**DATASET EXTRACT:**
• • •
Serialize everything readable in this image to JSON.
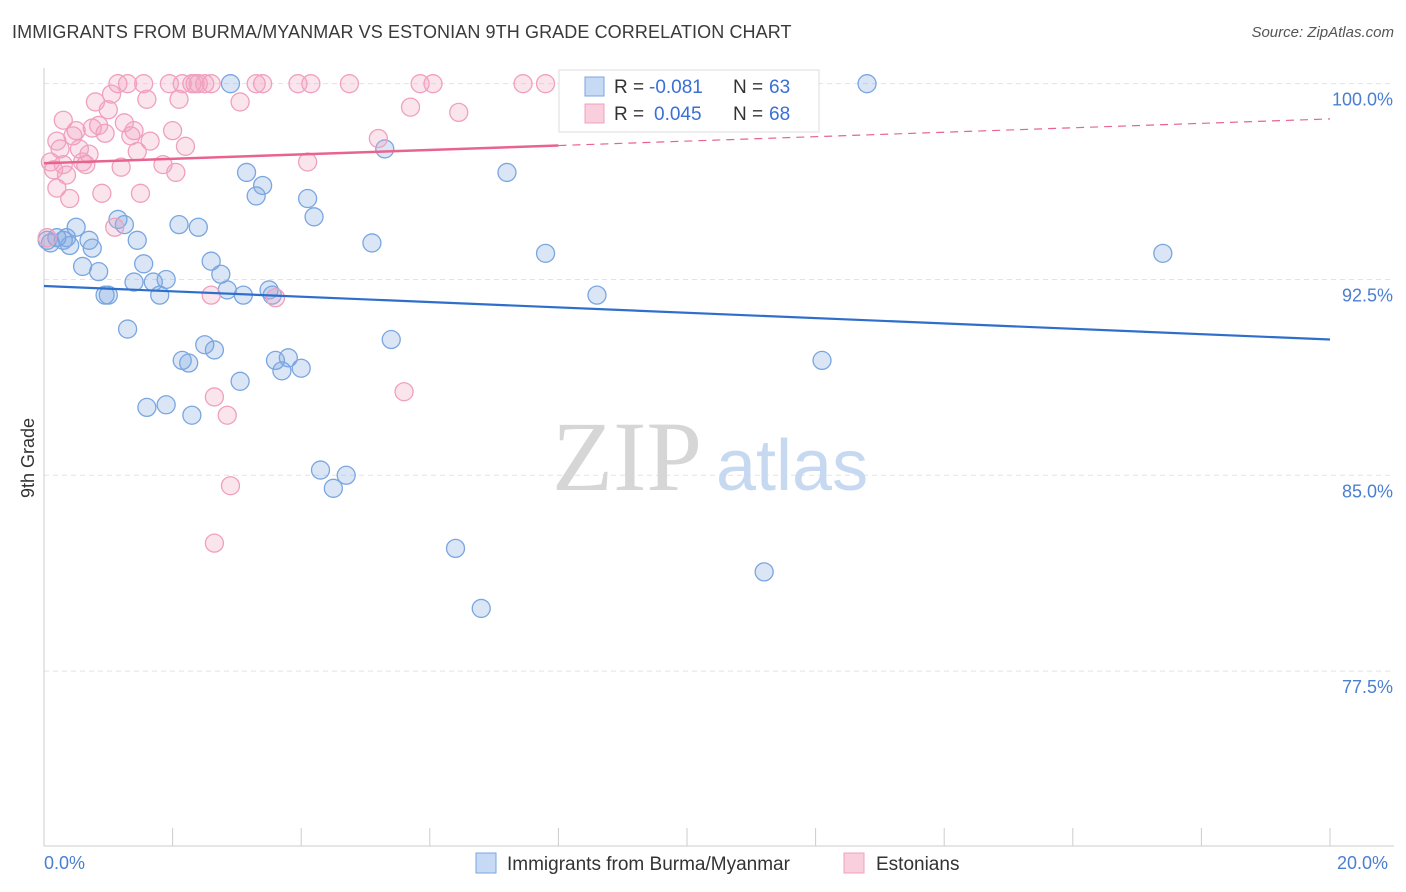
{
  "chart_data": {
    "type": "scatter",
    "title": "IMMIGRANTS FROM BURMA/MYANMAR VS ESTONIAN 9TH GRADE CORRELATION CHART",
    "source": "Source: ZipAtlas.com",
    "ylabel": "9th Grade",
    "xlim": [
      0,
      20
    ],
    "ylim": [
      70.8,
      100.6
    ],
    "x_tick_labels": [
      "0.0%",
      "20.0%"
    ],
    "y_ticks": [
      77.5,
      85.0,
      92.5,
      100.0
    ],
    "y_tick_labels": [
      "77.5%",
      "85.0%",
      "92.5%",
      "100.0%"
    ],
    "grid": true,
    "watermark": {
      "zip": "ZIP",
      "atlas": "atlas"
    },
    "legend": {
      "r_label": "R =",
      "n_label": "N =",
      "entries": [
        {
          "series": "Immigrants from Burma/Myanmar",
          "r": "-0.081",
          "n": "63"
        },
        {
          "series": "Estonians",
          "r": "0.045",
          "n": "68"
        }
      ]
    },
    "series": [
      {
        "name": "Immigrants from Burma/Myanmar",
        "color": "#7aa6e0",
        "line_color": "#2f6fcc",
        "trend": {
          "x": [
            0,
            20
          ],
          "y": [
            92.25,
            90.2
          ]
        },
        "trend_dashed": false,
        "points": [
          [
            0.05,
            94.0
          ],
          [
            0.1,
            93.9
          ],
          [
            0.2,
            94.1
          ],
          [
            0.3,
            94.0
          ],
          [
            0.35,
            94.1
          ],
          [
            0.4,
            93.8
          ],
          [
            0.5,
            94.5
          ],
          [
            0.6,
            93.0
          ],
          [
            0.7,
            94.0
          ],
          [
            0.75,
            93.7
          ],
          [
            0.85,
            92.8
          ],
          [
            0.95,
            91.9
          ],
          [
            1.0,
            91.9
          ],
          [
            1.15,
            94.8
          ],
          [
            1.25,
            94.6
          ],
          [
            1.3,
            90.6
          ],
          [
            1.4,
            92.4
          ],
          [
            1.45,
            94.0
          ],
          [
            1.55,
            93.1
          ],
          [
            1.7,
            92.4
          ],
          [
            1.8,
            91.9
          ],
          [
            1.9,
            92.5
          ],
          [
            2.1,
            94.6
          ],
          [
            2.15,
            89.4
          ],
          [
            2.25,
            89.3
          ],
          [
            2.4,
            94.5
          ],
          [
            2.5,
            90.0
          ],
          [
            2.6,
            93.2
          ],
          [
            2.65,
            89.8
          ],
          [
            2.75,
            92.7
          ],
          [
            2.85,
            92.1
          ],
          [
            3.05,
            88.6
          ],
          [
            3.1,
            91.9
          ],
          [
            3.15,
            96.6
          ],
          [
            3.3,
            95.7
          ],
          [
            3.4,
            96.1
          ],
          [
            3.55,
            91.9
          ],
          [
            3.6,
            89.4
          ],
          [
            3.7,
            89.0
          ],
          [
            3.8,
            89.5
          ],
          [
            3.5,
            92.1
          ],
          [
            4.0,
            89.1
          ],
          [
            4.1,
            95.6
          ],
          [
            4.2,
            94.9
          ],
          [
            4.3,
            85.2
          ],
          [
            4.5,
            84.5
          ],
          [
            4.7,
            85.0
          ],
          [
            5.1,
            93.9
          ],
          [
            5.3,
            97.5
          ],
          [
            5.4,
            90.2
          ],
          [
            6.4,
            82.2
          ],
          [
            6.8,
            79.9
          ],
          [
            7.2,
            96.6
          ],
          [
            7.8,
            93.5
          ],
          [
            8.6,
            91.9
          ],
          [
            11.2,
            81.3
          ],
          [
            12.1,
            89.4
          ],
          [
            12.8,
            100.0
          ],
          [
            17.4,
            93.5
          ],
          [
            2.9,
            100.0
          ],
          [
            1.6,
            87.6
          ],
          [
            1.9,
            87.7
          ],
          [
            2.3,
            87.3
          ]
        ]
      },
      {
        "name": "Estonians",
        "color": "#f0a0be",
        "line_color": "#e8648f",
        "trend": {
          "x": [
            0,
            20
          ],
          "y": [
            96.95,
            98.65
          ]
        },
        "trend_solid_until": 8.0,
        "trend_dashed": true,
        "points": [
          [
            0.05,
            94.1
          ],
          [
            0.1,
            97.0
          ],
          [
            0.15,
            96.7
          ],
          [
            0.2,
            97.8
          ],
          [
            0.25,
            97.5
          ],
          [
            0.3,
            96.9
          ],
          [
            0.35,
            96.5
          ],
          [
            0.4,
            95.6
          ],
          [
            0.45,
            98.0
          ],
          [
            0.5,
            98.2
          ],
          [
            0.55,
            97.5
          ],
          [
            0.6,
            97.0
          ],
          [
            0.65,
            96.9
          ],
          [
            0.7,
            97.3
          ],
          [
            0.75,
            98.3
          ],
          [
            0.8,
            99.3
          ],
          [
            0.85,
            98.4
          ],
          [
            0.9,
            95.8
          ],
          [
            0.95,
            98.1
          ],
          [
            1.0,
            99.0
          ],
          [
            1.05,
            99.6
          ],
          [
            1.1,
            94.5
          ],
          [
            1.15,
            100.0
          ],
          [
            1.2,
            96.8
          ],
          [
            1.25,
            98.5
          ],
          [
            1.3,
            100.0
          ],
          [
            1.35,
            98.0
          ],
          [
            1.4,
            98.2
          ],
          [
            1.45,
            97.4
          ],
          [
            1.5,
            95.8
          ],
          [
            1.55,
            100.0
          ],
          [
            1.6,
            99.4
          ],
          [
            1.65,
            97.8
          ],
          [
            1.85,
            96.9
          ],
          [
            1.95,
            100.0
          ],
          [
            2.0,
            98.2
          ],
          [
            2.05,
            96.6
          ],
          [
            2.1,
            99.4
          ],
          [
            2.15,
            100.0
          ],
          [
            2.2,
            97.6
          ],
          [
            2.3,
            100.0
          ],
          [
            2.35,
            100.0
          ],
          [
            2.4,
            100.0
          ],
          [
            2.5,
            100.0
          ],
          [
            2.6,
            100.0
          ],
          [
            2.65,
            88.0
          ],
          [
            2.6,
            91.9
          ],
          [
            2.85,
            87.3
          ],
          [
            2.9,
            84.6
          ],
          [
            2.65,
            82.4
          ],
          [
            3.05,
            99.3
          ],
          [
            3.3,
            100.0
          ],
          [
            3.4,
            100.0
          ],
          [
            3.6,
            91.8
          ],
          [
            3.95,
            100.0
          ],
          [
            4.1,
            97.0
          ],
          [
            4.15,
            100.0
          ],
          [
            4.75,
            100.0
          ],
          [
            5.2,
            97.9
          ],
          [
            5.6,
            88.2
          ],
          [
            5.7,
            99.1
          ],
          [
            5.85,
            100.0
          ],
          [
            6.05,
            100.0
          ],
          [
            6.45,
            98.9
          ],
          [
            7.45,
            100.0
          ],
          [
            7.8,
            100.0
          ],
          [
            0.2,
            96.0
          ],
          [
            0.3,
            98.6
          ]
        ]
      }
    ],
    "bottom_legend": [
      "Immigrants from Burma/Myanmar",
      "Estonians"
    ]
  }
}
• • •
All of the lines above should be printed exactly, minus the pictures.

**FULL ANSWER:**
Serialize everything readable in this image to JSON.
{
  "chart_data": {
    "type": "scatter",
    "title": "IMMIGRANTS FROM BURMA/MYANMAR VS ESTONIAN 9TH GRADE CORRELATION CHART",
    "source": "Source: ZipAtlas.com",
    "ylabel": "9th Grade",
    "xlim": [
      0,
      20
    ],
    "ylim": [
      70.8,
      100.6
    ],
    "x_tick_labels": [
      "0.0%",
      "20.0%"
    ],
    "y_ticks": [
      77.5,
      85.0,
      92.5,
      100.0
    ],
    "y_tick_labels": [
      "77.5%",
      "85.0%",
      "92.5%",
      "100.0%"
    ],
    "grid": true,
    "watermark": {
      "zip": "ZIP",
      "atlas": "atlas"
    },
    "legend": {
      "r_label": "R =",
      "n_label": "N =",
      "entries": [
        {
          "series": "Immigrants from Burma/Myanmar",
          "r": "-0.081",
          "n": "63"
        },
        {
          "series": "Estonians",
          "r": "0.045",
          "n": "68"
        }
      ]
    },
    "series": [
      {
        "name": "Immigrants from Burma/Myanmar",
        "color": "#7aa6e0",
        "line_color": "#2f6fcc",
        "trend": {
          "x": [
            0,
            20
          ],
          "y": [
            92.25,
            90.2
          ]
        },
        "trend_dashed": false,
        "points": [
          [
            0.05,
            94.0
          ],
          [
            0.1,
            93.9
          ],
          [
            0.2,
            94.1
          ],
          [
            0.3,
            94.0
          ],
          [
            0.35,
            94.1
          ],
          [
            0.4,
            93.8
          ],
          [
            0.5,
            94.5
          ],
          [
            0.6,
            93.0
          ],
          [
            0.7,
            94.0
          ],
          [
            0.75,
            93.7
          ],
          [
            0.85,
            92.8
          ],
          [
            0.95,
            91.9
          ],
          [
            1.0,
            91.9
          ],
          [
            1.15,
            94.8
          ],
          [
            1.25,
            94.6
          ],
          [
            1.3,
            90.6
          ],
          [
            1.4,
            92.4
          ],
          [
            1.45,
            94.0
          ],
          [
            1.55,
            93.1
          ],
          [
            1.7,
            92.4
          ],
          [
            1.8,
            91.9
          ],
          [
            1.9,
            92.5
          ],
          [
            2.1,
            94.6
          ],
          [
            2.15,
            89.4
          ],
          [
            2.25,
            89.3
          ],
          [
            2.4,
            94.5
          ],
          [
            2.5,
            90.0
          ],
          [
            2.6,
            93.2
          ],
          [
            2.65,
            89.8
          ],
          [
            2.75,
            92.7
          ],
          [
            2.85,
            92.1
          ],
          [
            3.05,
            88.6
          ],
          [
            3.1,
            91.9
          ],
          [
            3.15,
            96.6
          ],
          [
            3.3,
            95.7
          ],
          [
            3.4,
            96.1
          ],
          [
            3.55,
            91.9
          ],
          [
            3.6,
            89.4
          ],
          [
            3.7,
            89.0
          ],
          [
            3.8,
            89.5
          ],
          [
            3.5,
            92.1
          ],
          [
            4.0,
            89.1
          ],
          [
            4.1,
            95.6
          ],
          [
            4.2,
            94.9
          ],
          [
            4.3,
            85.2
          ],
          [
            4.5,
            84.5
          ],
          [
            4.7,
            85.0
          ],
          [
            5.1,
            93.9
          ],
          [
            5.3,
            97.5
          ],
          [
            5.4,
            90.2
          ],
          [
            6.4,
            82.2
          ],
          [
            6.8,
            79.9
          ],
          [
            7.2,
            96.6
          ],
          [
            7.8,
            93.5
          ],
          [
            8.6,
            91.9
          ],
          [
            11.2,
            81.3
          ],
          [
            12.1,
            89.4
          ],
          [
            12.8,
            100.0
          ],
          [
            17.4,
            93.5
          ],
          [
            2.9,
            100.0
          ],
          [
            1.6,
            87.6
          ],
          [
            1.9,
            87.7
          ],
          [
            2.3,
            87.3
          ]
        ]
      },
      {
        "name": "Estonians",
        "color": "#f0a0be",
        "line_color": "#e8648f",
        "trend": {
          "x": [
            0,
            20
          ],
          "y": [
            96.95,
            98.65
          ]
        },
        "trend_solid_until": 8.0,
        "trend_dashed": true,
        "points": [
          [
            0.05,
            94.1
          ],
          [
            0.1,
            97.0
          ],
          [
            0.15,
            96.7
          ],
          [
            0.2,
            97.8
          ],
          [
            0.25,
            97.5
          ],
          [
            0.3,
            96.9
          ],
          [
            0.35,
            96.5
          ],
          [
            0.4,
            95.6
          ],
          [
            0.45,
            98.0
          ],
          [
            0.5,
            98.2
          ],
          [
            0.55,
            97.5
          ],
          [
            0.6,
            97.0
          ],
          [
            0.65,
            96.9
          ],
          [
            0.7,
            97.3
          ],
          [
            0.75,
            98.3
          ],
          [
            0.8,
            99.3
          ],
          [
            0.85,
            98.4
          ],
          [
            0.9,
            95.8
          ],
          [
            0.95,
            98.1
          ],
          [
            1.0,
            99.0
          ],
          [
            1.05,
            99.6
          ],
          [
            1.1,
            94.5
          ],
          [
            1.15,
            100.0
          ],
          [
            1.2,
            96.8
          ],
          [
            1.25,
            98.5
          ],
          [
            1.3,
            100.0
          ],
          [
            1.35,
            98.0
          ],
          [
            1.4,
            98.2
          ],
          [
            1.45,
            97.4
          ],
          [
            1.5,
            95.8
          ],
          [
            1.55,
            100.0
          ],
          [
            1.6,
            99.4
          ],
          [
            1.65,
            97.8
          ],
          [
            1.85,
            96.9
          ],
          [
            1.95,
            100.0
          ],
          [
            2.0,
            98.2
          ],
          [
            2.05,
            96.6
          ],
          [
            2.1,
            99.4
          ],
          [
            2.15,
            100.0
          ],
          [
            2.2,
            97.6
          ],
          [
            2.3,
            100.0
          ],
          [
            2.35,
            100.0
          ],
          [
            2.4,
            100.0
          ],
          [
            2.5,
            100.0
          ],
          [
            2.6,
            100.0
          ],
          [
            2.65,
            88.0
          ],
          [
            2.6,
            91.9
          ],
          [
            2.85,
            87.3
          ],
          [
            2.9,
            84.6
          ],
          [
            2.65,
            82.4
          ],
          [
            3.05,
            99.3
          ],
          [
            3.3,
            100.0
          ],
          [
            3.4,
            100.0
          ],
          [
            3.6,
            91.8
          ],
          [
            3.95,
            100.0
          ],
          [
            4.1,
            97.0
          ],
          [
            4.15,
            100.0
          ],
          [
            4.75,
            100.0
          ],
          [
            5.2,
            97.9
          ],
          [
            5.6,
            88.2
          ],
          [
            5.7,
            99.1
          ],
          [
            5.85,
            100.0
          ],
          [
            6.05,
            100.0
          ],
          [
            6.45,
            98.9
          ],
          [
            7.45,
            100.0
          ],
          [
            7.8,
            100.0
          ],
          [
            0.2,
            96.0
          ],
          [
            0.3,
            98.6
          ]
        ]
      }
    ],
    "bottom_legend": [
      "Immigrants from Burma/Myanmar",
      "Estonians"
    ]
  }
}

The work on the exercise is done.